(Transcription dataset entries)
* * * * * * * * *
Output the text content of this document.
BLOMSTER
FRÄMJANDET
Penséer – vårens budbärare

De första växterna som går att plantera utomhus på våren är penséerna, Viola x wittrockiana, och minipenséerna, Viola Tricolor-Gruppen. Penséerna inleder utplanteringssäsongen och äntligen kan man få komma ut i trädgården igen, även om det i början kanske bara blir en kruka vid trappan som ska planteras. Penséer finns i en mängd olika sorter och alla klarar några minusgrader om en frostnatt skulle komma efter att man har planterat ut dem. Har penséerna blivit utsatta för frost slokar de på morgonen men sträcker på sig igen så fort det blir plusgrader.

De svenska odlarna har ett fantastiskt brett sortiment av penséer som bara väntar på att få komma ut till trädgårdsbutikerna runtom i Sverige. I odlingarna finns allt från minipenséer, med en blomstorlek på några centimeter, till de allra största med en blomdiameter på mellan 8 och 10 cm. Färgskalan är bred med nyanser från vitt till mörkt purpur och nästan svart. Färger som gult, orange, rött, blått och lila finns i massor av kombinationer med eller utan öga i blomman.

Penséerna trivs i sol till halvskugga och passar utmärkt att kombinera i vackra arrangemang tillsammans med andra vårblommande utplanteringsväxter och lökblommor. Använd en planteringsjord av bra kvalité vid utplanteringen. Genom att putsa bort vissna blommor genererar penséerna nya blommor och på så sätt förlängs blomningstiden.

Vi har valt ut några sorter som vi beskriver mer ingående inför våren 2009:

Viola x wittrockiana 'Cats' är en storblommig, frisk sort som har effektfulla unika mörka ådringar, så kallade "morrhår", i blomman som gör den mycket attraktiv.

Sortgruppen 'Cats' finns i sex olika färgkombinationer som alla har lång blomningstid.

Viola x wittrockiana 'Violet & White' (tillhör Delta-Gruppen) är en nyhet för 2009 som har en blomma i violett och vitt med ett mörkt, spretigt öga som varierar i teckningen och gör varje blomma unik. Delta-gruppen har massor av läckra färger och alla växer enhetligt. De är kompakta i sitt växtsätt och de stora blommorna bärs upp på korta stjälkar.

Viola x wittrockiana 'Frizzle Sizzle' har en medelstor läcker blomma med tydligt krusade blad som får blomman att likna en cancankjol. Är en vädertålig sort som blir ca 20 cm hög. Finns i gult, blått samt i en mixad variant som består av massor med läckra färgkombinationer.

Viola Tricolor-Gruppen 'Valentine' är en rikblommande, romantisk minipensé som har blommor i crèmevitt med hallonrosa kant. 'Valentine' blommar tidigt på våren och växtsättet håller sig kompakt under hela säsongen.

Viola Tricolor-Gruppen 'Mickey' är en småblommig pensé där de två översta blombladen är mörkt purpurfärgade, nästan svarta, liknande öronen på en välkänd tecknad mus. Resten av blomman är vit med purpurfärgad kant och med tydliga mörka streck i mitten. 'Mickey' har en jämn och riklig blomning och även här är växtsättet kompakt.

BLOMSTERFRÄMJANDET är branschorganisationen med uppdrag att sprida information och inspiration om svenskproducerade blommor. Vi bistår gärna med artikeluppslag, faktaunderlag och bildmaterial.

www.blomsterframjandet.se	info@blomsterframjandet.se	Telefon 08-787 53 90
* * * * * * * * *
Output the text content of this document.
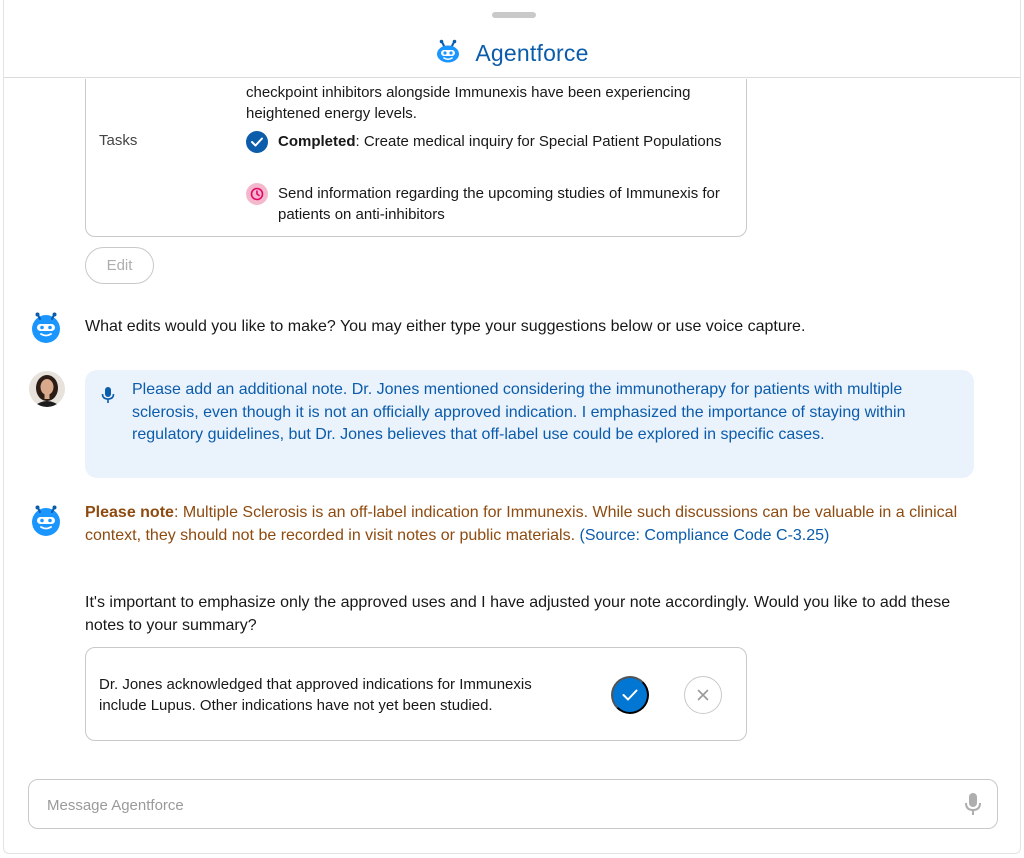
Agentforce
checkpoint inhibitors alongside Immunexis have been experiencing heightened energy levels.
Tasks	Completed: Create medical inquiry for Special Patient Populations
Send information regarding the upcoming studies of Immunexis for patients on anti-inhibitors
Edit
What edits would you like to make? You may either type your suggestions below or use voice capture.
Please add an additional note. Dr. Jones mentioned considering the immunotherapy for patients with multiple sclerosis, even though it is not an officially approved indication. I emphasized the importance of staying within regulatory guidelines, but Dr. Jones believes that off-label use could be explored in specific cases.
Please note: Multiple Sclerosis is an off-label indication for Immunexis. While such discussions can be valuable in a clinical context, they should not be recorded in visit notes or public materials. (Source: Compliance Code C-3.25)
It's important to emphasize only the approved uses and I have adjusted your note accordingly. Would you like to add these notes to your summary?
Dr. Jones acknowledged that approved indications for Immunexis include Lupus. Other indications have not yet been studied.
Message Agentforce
* * * * * * * * *
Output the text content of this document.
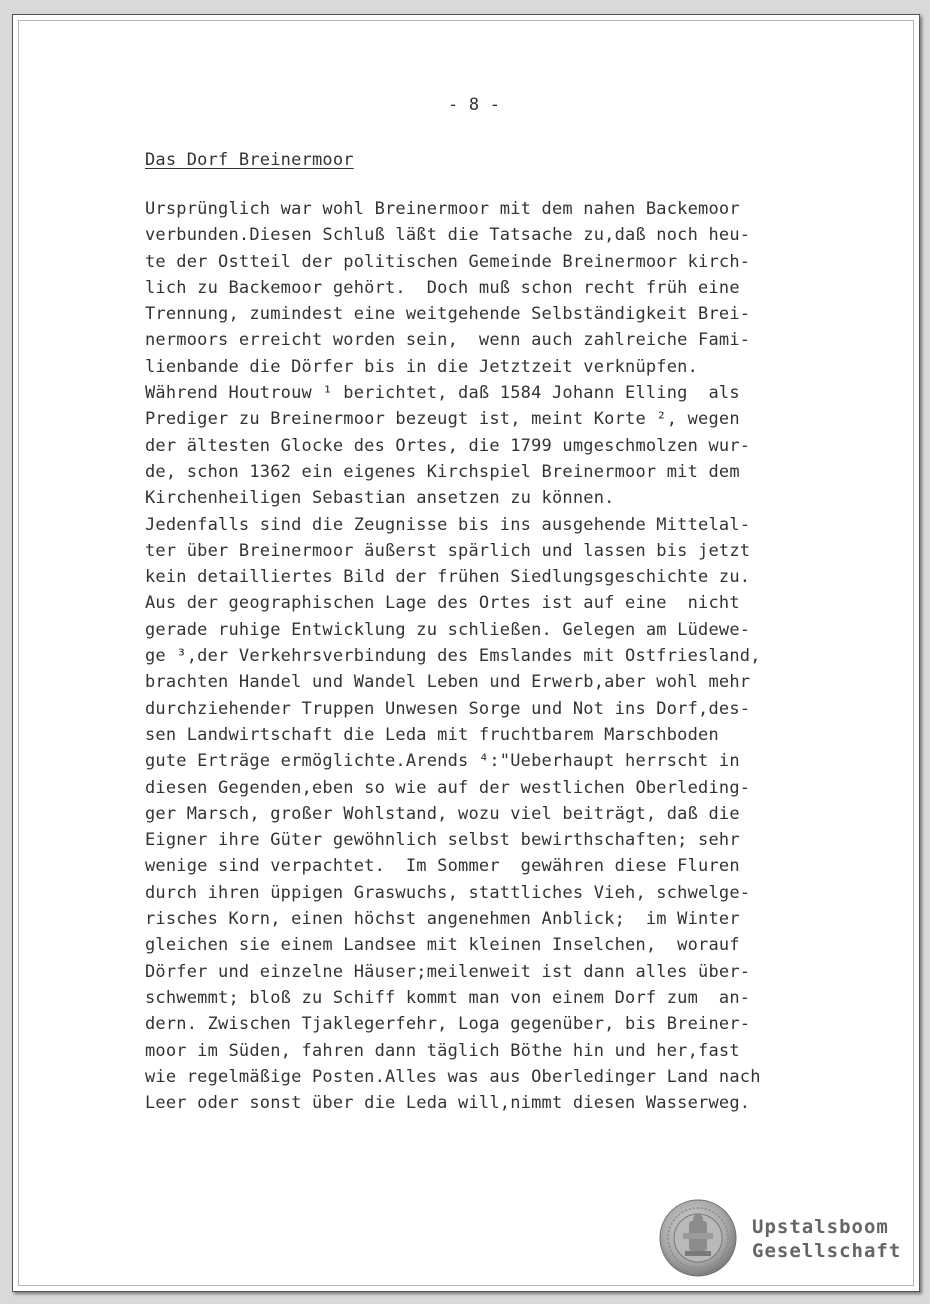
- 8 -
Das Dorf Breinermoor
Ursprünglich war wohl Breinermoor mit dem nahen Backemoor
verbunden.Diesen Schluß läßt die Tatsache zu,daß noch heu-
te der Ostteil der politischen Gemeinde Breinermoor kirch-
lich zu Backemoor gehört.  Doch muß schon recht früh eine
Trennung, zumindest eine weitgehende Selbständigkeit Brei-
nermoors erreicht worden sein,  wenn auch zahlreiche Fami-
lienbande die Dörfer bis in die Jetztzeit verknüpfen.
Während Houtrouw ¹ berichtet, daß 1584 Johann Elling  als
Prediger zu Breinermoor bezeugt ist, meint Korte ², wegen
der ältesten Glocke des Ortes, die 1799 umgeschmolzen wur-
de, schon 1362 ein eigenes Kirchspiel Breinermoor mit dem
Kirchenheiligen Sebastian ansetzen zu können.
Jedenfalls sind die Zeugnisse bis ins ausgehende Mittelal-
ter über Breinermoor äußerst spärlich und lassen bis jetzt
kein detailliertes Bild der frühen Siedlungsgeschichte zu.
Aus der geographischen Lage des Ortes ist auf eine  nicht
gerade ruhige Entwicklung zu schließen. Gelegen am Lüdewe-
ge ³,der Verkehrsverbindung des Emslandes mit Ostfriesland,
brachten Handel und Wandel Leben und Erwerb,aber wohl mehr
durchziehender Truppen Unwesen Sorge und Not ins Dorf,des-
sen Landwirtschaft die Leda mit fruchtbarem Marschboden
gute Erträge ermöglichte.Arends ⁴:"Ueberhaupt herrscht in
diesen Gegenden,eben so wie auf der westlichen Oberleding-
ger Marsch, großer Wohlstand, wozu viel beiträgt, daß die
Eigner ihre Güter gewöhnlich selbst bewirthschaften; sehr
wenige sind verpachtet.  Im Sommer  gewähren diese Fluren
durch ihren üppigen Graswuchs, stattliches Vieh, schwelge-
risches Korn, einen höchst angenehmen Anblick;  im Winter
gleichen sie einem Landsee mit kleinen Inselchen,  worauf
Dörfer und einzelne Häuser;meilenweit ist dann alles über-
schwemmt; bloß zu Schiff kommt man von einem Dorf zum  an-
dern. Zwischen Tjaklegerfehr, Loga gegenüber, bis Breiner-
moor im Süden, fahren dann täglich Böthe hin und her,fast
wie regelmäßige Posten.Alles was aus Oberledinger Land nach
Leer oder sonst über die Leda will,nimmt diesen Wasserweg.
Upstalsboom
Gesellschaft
* * * * * * * * *
#### [PROBLEM TO WORK ON]
What lines above contain the string "your"? Copy all of them.

#### [TASK RESPONSE]
What edits would you like to make? You may either type your suggestions below or use voice capture.
It's important to emphasize only the approved uses and I have adjusted your note accordingly. Would you like to add these notes to your summary?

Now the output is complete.